STATED EXERCISE:
The entries below should be quoted exactly, with no pictures carried over.

Stored data:
▶

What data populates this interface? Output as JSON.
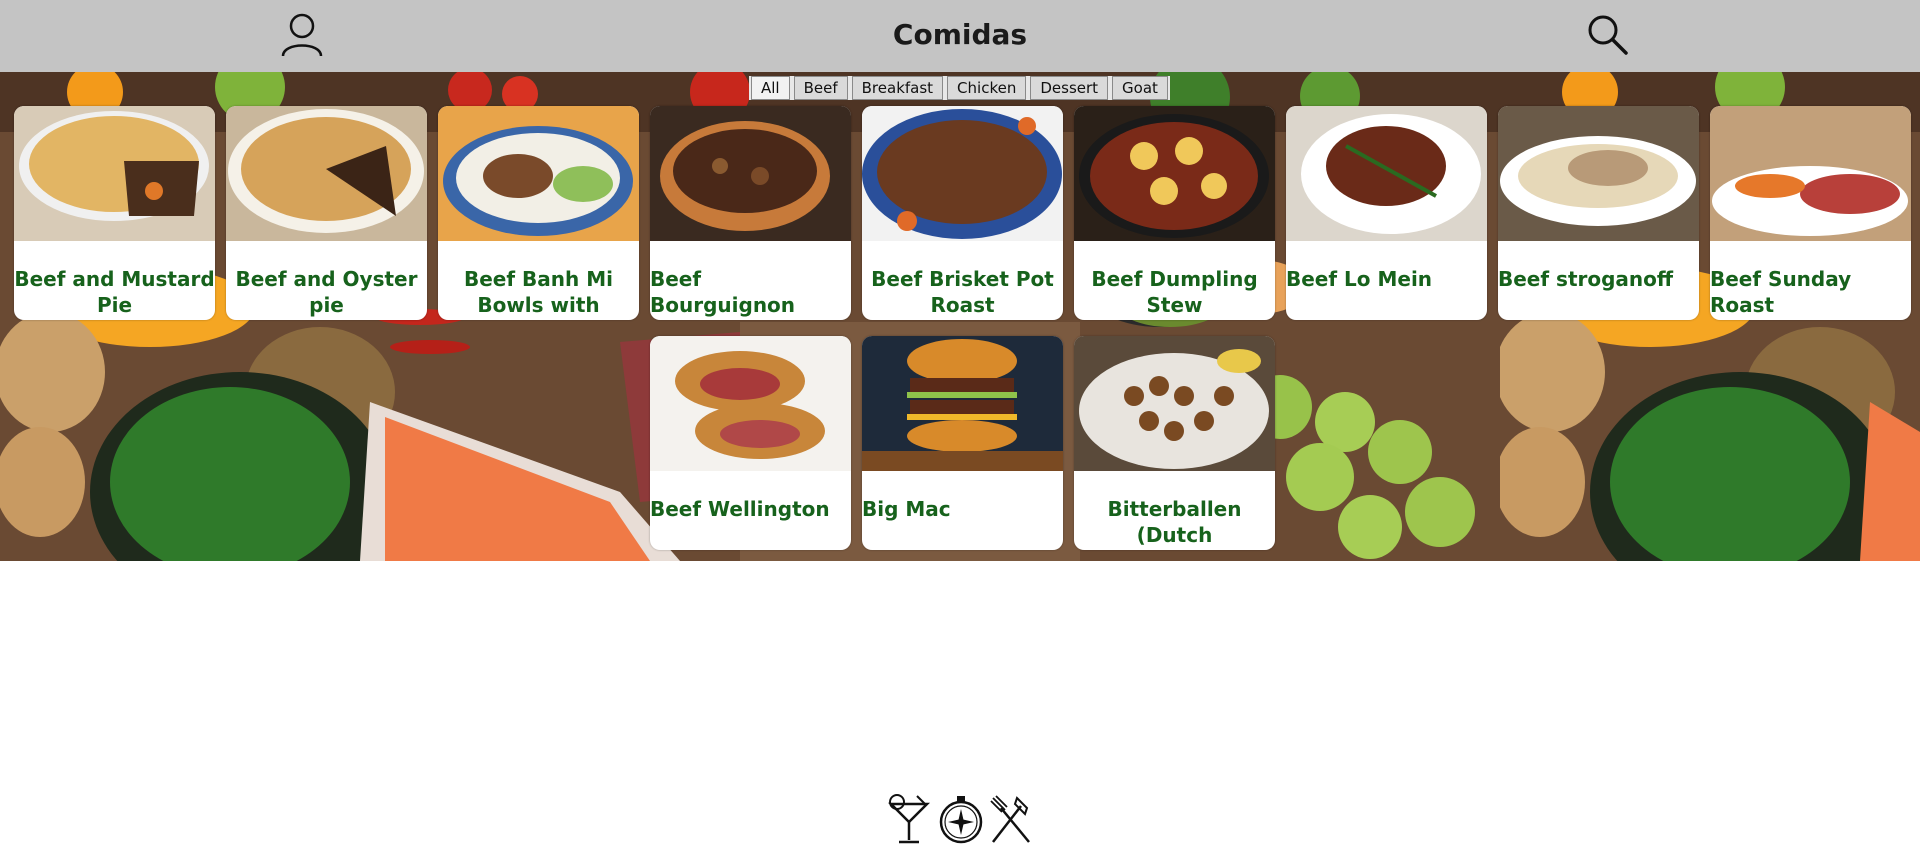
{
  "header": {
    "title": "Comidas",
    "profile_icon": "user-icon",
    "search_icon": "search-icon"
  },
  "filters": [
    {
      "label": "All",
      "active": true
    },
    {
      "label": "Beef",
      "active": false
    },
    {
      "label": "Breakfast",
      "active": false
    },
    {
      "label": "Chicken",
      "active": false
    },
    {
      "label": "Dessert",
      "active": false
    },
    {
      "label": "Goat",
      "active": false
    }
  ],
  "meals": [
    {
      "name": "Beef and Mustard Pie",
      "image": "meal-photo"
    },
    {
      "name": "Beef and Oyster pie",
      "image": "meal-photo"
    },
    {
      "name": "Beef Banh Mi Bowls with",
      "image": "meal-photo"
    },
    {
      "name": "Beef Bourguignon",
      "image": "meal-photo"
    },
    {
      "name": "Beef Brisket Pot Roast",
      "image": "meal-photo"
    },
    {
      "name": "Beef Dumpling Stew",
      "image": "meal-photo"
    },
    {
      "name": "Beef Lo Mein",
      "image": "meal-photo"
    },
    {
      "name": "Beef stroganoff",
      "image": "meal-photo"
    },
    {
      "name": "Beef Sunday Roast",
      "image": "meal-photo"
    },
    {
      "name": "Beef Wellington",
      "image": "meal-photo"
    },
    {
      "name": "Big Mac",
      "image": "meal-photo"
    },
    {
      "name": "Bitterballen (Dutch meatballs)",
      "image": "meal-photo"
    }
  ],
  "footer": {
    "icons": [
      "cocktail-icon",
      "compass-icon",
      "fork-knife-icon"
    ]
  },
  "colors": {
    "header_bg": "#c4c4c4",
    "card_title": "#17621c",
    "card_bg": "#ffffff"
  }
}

◀

TASK SOLUTION:
What data populates this interface? Output as JSON.
{
  "header": {
    "title": "Comidas",
    "profile_icon": "user-icon",
    "search_icon": "search-icon"
  },
  "filters": [
    {
      "label": "All",
      "active": true
    },
    {
      "label": "Beef",
      "active": false
    },
    {
      "label": "Breakfast",
      "active": false
    },
    {
      "label": "Chicken",
      "active": false
    },
    {
      "label": "Dessert",
      "active": false
    },
    {
      "label": "Goat",
      "active": false
    }
  ],
  "meals": [
    {
      "name": "Beef and Mustard Pie",
      "image": "meal-photo"
    },
    {
      "name": "Beef and Oyster pie",
      "image": "meal-photo"
    },
    {
      "name": "Beef Banh Mi Bowls with",
      "image": "meal-photo"
    },
    {
      "name": "Beef Bourguignon",
      "image": "meal-photo"
    },
    {
      "name": "Beef Brisket Pot Roast",
      "image": "meal-photo"
    },
    {
      "name": "Beef Dumpling Stew",
      "image": "meal-photo"
    },
    {
      "name": "Beef Lo Mein",
      "image": "meal-photo"
    },
    {
      "name": "Beef stroganoff",
      "image": "meal-photo"
    },
    {
      "name": "Beef Sunday Roast",
      "image": "meal-photo"
    },
    {
      "name": "Beef Wellington",
      "image": "meal-photo"
    },
    {
      "name": "Big Mac",
      "image": "meal-photo"
    },
    {
      "name": "Bitterballen (Dutch meatballs)",
      "image": "meal-photo"
    }
  ],
  "footer": {
    "icons": [
      "cocktail-icon",
      "compass-icon",
      "fork-knife-icon"
    ]
  },
  "colors": {
    "header_bg": "#c4c4c4",
    "card_title": "#17621c",
    "card_bg": "#ffffff"
  }
}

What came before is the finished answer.